BRIEF:
Copy out every line of the records where the string "Margin" occurs.

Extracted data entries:
--- BEGIN ---

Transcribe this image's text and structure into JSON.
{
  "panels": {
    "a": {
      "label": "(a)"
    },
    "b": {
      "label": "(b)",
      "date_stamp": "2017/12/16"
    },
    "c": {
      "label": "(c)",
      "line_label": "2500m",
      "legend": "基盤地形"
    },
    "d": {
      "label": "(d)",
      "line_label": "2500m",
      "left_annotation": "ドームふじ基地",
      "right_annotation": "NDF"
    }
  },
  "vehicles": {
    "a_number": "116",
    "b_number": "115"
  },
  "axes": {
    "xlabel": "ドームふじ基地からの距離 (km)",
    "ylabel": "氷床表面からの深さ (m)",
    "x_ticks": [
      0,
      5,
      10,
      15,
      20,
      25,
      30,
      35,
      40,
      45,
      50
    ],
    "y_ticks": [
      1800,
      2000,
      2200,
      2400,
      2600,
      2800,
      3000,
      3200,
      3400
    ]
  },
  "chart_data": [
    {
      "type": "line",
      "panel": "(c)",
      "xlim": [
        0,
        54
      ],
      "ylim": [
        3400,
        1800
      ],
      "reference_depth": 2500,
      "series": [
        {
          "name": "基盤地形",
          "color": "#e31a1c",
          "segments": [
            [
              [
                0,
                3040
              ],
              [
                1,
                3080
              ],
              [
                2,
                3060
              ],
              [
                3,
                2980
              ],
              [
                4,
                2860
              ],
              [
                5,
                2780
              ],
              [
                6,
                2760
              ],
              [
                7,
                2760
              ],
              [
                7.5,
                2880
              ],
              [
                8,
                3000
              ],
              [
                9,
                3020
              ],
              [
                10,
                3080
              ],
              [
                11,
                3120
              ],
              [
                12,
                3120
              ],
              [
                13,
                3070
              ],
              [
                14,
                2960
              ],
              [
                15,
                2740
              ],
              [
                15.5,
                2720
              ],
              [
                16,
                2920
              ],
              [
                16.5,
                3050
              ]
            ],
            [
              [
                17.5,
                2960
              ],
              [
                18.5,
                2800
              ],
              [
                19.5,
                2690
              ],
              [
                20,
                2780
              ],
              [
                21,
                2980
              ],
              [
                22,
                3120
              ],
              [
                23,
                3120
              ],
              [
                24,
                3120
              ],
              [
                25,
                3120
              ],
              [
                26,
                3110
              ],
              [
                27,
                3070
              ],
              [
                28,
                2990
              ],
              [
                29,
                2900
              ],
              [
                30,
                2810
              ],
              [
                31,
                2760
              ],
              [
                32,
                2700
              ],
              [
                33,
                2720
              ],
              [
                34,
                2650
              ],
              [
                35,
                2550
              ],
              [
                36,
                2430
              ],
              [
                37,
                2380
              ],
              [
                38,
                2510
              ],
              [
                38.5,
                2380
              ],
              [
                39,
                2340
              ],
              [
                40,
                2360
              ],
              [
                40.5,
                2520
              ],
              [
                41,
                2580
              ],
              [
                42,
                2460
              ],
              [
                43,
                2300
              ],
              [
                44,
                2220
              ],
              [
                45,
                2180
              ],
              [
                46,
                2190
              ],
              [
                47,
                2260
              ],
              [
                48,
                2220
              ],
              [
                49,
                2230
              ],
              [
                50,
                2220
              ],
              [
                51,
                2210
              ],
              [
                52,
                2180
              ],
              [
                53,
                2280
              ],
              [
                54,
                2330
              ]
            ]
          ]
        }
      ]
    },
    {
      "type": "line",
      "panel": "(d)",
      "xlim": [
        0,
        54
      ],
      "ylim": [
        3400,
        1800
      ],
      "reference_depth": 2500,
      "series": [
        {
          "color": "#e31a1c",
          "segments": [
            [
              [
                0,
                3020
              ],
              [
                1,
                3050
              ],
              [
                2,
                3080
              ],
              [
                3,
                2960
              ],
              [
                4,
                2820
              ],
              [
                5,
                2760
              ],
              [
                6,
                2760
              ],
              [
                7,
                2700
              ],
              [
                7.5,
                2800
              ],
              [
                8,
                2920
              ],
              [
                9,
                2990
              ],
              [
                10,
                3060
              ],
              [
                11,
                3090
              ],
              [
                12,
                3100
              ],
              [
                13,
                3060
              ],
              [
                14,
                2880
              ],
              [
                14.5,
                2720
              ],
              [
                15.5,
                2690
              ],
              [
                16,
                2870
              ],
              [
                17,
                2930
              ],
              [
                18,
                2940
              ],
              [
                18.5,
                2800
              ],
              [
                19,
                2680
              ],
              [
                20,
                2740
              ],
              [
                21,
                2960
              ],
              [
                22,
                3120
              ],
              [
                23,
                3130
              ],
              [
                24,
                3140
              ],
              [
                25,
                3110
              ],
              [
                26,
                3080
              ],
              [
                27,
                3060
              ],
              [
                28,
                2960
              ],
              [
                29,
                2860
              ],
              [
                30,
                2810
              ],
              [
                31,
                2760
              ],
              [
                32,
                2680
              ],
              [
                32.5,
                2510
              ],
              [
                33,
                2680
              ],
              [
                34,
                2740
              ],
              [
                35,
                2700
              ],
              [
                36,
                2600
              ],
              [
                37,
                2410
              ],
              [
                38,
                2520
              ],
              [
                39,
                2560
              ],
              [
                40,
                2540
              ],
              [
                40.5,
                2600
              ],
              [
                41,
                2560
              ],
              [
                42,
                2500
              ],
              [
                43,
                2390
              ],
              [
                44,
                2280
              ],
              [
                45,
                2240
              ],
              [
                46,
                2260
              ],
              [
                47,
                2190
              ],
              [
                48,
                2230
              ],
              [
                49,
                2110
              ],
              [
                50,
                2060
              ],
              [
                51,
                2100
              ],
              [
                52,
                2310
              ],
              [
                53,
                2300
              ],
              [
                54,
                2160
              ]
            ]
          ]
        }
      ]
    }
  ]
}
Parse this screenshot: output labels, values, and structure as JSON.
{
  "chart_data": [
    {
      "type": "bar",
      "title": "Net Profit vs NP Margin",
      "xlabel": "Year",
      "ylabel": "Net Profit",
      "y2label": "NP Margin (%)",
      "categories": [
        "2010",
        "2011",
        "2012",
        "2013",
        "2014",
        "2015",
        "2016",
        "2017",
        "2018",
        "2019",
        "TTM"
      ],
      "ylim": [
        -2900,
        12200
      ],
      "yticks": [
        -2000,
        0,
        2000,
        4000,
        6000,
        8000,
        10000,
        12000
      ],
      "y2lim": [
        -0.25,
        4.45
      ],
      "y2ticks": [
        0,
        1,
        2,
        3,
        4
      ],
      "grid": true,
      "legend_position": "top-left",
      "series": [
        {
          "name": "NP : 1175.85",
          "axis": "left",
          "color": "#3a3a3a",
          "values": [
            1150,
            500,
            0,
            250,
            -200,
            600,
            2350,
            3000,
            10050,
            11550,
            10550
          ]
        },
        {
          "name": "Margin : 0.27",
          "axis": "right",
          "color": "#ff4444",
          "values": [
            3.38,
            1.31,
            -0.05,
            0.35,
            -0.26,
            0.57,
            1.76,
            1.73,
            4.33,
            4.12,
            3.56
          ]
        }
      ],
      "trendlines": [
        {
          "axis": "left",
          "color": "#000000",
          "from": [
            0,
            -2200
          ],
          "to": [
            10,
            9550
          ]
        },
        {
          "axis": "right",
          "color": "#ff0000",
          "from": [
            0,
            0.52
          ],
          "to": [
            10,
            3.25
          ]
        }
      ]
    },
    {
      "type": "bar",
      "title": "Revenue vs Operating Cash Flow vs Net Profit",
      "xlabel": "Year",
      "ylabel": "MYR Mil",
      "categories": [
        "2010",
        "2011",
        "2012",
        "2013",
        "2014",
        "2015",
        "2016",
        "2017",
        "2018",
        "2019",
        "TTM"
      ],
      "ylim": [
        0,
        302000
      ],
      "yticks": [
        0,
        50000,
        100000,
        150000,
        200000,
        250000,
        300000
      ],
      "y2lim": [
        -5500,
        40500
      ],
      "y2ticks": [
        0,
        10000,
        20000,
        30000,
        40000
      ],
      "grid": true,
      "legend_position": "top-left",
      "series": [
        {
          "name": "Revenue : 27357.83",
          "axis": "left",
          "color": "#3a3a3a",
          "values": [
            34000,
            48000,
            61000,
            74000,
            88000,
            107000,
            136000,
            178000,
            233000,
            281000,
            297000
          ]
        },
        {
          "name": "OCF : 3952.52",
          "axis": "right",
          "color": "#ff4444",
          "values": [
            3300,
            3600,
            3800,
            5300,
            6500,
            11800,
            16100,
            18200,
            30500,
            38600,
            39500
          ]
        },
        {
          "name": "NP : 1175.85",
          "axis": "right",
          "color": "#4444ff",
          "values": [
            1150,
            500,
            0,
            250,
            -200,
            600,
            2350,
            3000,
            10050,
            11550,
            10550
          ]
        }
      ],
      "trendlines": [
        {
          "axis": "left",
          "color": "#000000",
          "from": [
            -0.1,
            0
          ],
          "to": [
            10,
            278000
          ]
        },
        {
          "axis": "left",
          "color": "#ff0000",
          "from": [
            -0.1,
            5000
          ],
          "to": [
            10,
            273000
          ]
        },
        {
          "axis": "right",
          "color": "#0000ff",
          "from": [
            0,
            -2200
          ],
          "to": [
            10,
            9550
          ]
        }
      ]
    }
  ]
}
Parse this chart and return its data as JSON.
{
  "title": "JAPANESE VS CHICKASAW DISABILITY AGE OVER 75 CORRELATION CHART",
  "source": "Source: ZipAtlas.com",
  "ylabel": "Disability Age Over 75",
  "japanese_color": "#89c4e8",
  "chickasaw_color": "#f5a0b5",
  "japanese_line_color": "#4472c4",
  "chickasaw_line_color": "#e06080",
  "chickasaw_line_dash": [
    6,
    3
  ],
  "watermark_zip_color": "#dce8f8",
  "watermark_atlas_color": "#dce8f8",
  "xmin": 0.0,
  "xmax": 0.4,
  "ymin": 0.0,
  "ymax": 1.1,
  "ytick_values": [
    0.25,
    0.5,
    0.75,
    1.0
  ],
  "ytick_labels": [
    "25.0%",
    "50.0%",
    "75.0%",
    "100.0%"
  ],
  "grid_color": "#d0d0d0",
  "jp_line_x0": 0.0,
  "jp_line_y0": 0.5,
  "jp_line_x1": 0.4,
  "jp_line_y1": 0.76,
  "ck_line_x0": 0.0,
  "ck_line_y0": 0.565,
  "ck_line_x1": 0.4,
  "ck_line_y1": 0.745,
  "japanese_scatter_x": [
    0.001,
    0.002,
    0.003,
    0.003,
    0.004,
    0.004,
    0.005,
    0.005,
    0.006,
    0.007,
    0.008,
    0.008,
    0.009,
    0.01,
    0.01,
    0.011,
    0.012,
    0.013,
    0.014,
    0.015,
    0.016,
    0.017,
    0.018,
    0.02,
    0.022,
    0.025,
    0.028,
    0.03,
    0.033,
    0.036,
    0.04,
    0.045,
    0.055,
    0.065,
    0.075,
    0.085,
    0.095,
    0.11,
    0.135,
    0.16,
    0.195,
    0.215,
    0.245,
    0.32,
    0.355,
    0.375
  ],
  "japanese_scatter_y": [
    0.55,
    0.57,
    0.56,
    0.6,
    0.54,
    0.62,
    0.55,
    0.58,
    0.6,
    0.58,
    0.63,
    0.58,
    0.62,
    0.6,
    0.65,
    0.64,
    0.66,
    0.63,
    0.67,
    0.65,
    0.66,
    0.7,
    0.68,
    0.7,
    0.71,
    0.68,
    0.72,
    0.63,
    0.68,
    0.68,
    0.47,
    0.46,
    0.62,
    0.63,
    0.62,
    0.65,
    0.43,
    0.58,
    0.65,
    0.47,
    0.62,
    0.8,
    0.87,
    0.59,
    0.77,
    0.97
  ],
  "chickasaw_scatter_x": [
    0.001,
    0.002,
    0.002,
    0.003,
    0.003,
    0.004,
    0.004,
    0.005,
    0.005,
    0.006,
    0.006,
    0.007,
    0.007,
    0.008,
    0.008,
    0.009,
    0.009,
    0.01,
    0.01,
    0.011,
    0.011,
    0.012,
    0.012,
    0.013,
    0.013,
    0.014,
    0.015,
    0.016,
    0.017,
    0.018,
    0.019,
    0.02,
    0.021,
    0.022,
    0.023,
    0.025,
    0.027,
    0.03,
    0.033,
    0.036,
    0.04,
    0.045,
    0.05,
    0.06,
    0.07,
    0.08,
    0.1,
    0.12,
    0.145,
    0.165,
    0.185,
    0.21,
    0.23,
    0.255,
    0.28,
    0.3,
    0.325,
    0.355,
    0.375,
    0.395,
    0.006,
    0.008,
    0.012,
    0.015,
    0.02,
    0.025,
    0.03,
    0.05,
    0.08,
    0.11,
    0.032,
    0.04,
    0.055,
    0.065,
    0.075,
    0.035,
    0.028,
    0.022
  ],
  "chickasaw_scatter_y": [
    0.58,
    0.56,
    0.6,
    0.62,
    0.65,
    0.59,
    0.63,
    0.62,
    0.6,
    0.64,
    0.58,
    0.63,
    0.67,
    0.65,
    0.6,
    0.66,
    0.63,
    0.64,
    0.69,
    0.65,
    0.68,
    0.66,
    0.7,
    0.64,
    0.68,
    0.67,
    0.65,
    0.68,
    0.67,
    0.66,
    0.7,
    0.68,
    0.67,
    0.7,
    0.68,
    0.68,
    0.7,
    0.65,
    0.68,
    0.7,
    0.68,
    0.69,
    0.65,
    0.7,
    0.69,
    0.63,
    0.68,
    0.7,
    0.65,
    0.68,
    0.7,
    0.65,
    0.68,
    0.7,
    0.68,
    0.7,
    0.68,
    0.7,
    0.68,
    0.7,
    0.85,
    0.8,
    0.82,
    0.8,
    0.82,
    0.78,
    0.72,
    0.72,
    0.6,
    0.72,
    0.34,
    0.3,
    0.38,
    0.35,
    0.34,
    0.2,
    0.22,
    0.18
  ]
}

--- END ---

ANSWER FOR THIS EXERCISE:
      "title": "Net Profit vs NP Margin",
      "y2label": "NP Margin (%)",
          "name": "Margin : 0.27",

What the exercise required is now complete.